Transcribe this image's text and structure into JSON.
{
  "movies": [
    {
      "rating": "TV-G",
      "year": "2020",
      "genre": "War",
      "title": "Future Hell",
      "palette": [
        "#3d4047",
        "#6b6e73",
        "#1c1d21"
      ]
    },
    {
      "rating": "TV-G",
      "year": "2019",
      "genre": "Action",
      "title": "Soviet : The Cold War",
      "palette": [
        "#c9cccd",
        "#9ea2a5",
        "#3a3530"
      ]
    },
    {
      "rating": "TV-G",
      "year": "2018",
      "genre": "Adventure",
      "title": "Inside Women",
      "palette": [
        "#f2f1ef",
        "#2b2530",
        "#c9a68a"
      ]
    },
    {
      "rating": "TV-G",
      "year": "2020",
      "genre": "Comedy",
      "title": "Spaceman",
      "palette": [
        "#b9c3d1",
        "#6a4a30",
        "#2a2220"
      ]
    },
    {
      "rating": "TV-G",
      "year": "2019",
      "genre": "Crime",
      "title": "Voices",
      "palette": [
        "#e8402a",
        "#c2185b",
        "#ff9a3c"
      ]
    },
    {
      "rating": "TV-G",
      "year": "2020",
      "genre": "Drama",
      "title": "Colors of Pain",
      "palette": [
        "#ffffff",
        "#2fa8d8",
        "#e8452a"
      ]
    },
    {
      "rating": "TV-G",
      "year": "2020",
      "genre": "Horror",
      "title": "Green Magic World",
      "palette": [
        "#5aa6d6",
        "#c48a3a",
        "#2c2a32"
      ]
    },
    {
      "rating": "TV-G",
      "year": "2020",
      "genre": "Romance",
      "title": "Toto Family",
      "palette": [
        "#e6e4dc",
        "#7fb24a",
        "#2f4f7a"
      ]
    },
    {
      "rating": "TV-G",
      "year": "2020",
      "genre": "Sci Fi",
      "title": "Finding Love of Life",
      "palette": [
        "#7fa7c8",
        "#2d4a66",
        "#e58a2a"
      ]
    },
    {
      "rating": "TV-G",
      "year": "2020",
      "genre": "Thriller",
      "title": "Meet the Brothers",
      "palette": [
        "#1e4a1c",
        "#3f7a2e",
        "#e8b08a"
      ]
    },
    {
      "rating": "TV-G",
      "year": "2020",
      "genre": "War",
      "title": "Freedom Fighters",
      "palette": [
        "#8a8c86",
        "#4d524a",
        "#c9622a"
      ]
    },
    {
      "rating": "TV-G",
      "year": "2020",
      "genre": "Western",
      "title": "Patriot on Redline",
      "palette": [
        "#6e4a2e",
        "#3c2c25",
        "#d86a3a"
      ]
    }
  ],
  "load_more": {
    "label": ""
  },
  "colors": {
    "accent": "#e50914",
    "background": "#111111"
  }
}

§ **What to work on**:
Pull every line containing the word "genre" out of the entries above.

§ **Result of the task**:
      "genre": "War",
      "genre": "Action",
      "genre": "Adventure",
      "genre": "Comedy",
      "genre": "Crime",
      "genre": "Drama",
      "genre": "Horror",
      "genre": "Romance",
      "genre": "Sci Fi",
      "genre": "Thriller",
      "genre": "War",
      "genre": "Western",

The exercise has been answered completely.